** START OF SUPPLIED RECORDS **

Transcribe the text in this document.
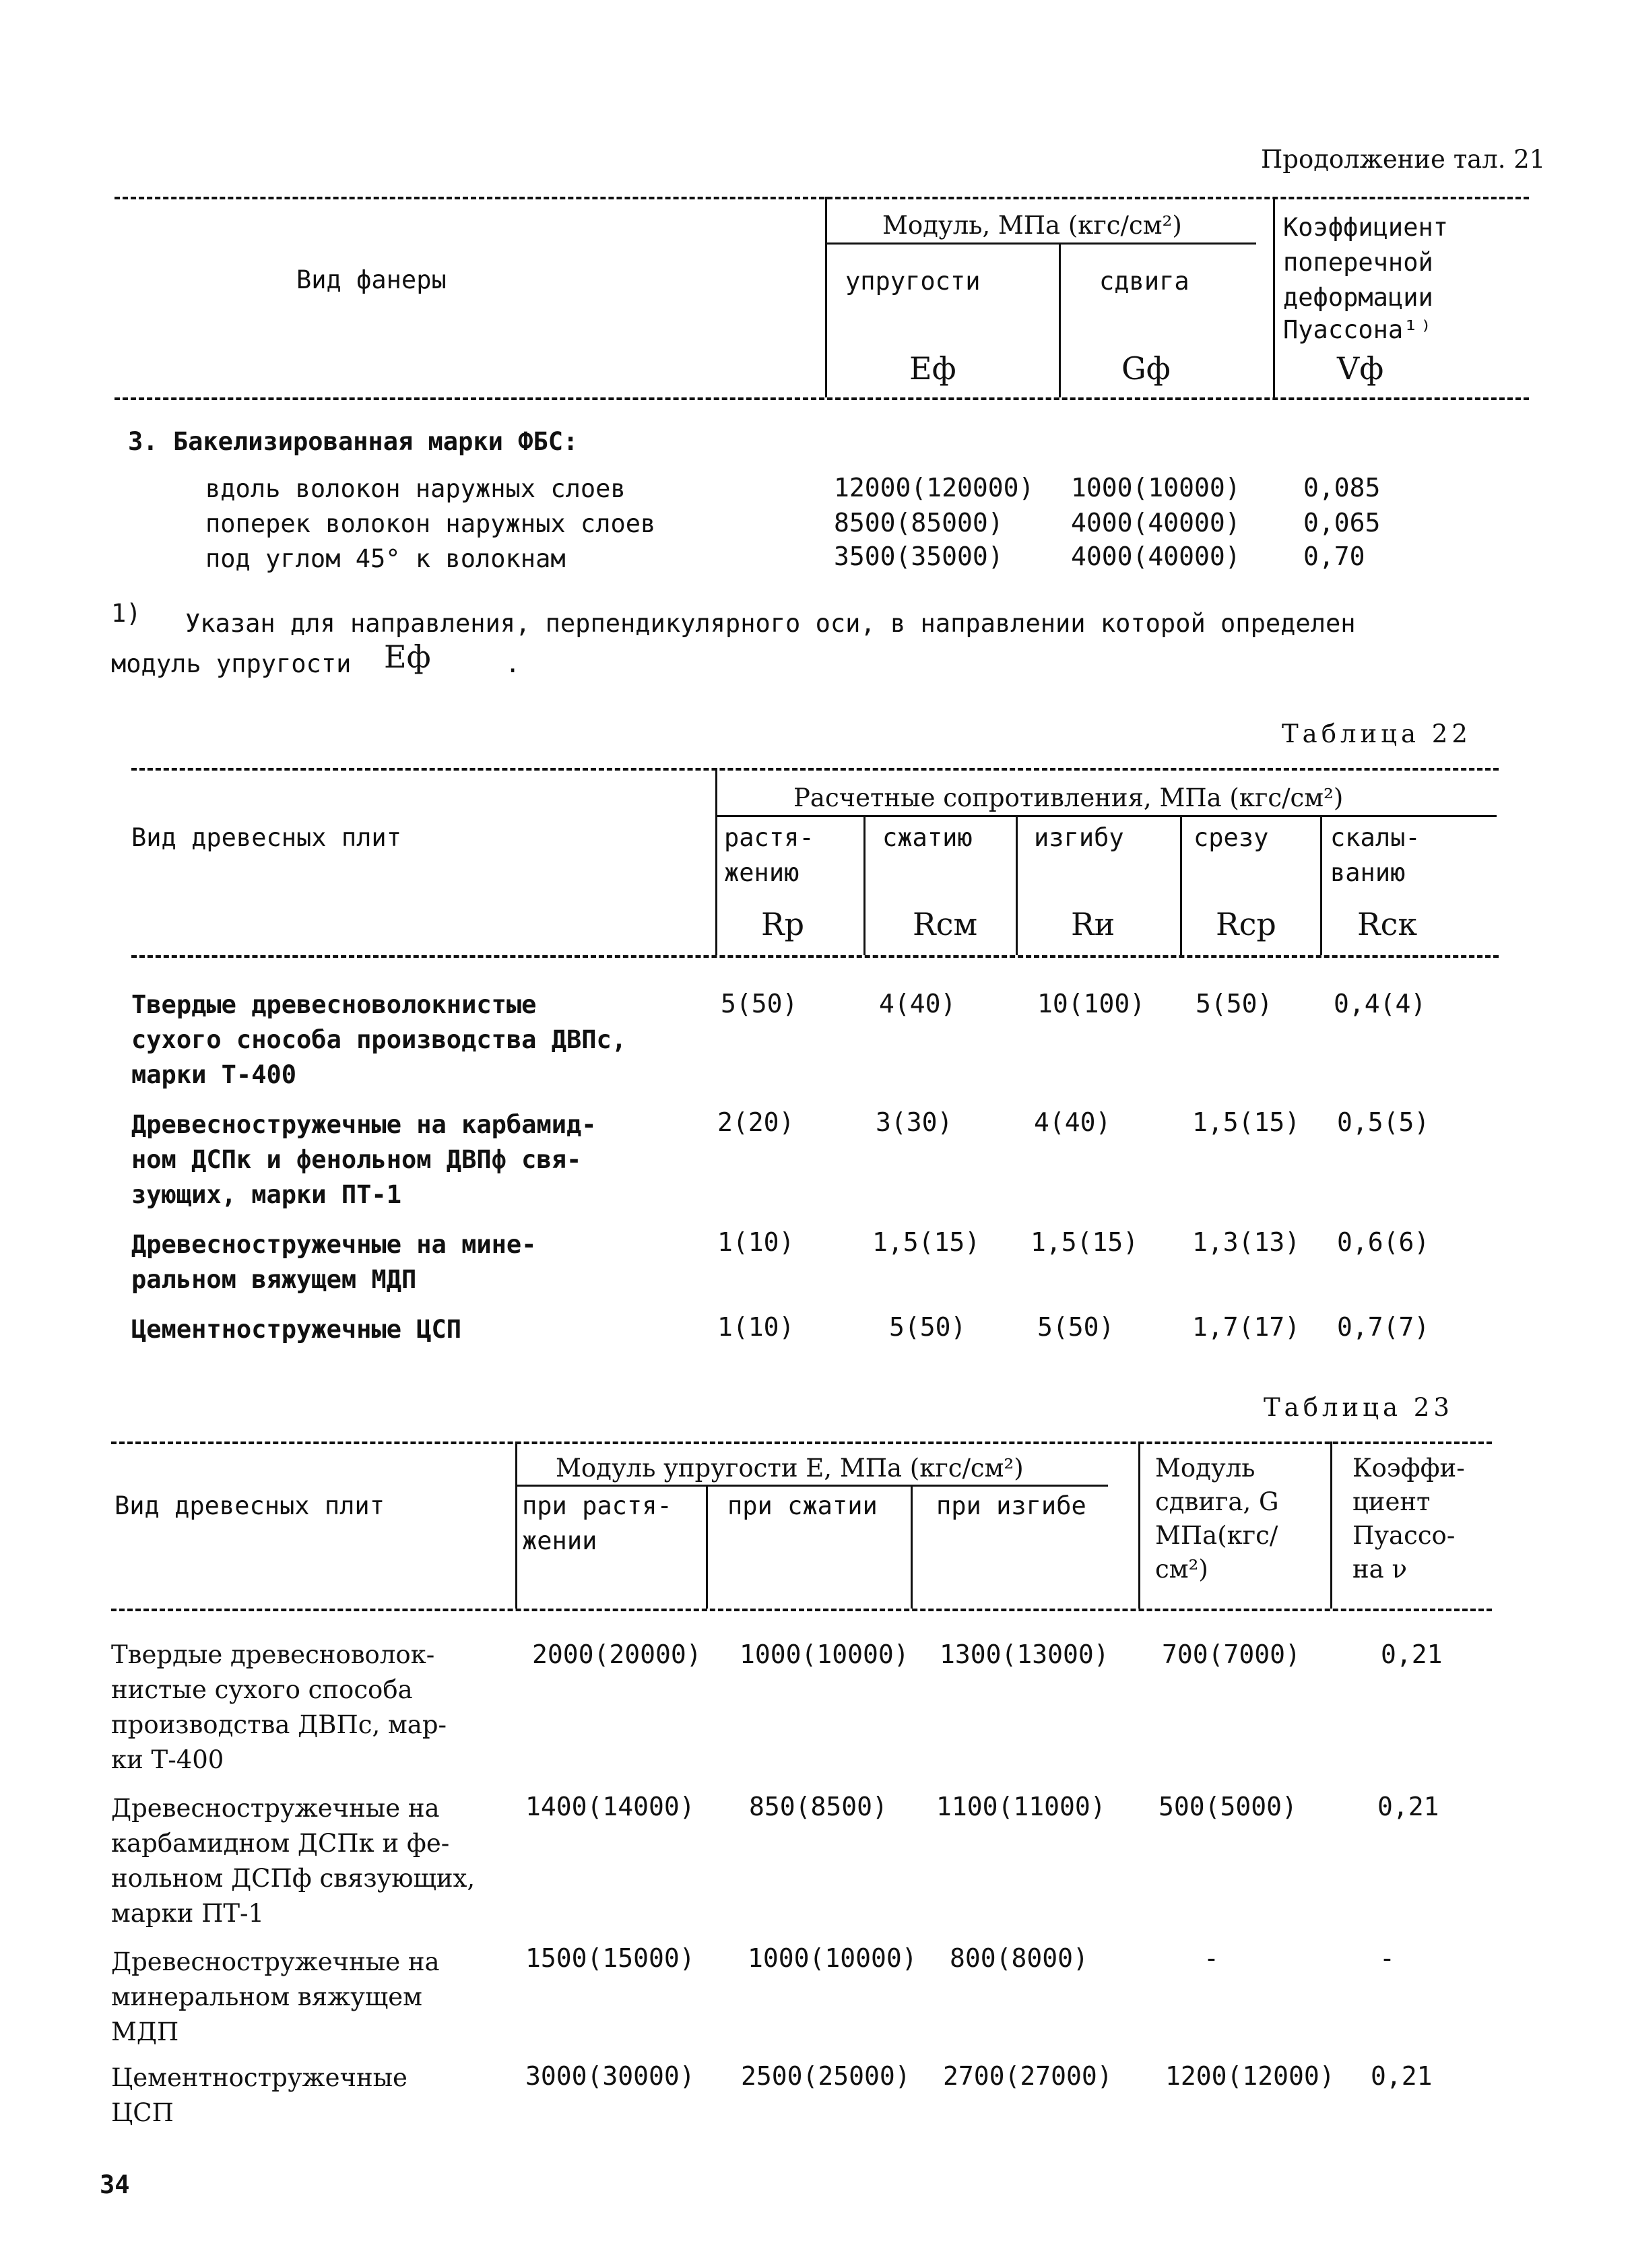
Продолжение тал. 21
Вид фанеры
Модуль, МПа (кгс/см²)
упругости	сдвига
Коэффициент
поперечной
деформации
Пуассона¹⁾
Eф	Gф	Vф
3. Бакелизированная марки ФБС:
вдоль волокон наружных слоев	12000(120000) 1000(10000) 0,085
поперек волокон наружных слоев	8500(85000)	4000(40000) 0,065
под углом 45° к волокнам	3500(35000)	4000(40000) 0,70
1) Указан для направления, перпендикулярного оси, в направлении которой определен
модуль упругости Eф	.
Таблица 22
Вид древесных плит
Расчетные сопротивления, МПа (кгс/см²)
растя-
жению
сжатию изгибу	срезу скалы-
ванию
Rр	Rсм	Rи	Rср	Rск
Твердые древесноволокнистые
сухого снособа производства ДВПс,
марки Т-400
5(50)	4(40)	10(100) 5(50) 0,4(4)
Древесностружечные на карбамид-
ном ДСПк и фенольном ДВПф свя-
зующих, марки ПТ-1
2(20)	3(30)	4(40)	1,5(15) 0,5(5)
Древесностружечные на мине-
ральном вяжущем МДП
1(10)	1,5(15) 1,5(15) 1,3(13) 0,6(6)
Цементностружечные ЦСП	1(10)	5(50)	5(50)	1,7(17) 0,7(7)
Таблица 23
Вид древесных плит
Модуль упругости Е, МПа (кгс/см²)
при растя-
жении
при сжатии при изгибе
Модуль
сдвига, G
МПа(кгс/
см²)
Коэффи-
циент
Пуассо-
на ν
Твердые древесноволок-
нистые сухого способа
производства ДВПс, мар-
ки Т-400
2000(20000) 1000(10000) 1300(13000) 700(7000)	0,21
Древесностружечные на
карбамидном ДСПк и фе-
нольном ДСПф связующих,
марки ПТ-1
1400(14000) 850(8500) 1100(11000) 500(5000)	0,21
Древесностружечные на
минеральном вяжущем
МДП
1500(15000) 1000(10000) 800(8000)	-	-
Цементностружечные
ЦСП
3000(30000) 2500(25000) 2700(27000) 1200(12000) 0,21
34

** END OF SUPPLIED RECORDS **

> WORK INSTRUCTIONS: State the number of lines holding the word "упругости" in the listing. Add nothing else.

> TASK RESPONSE: 3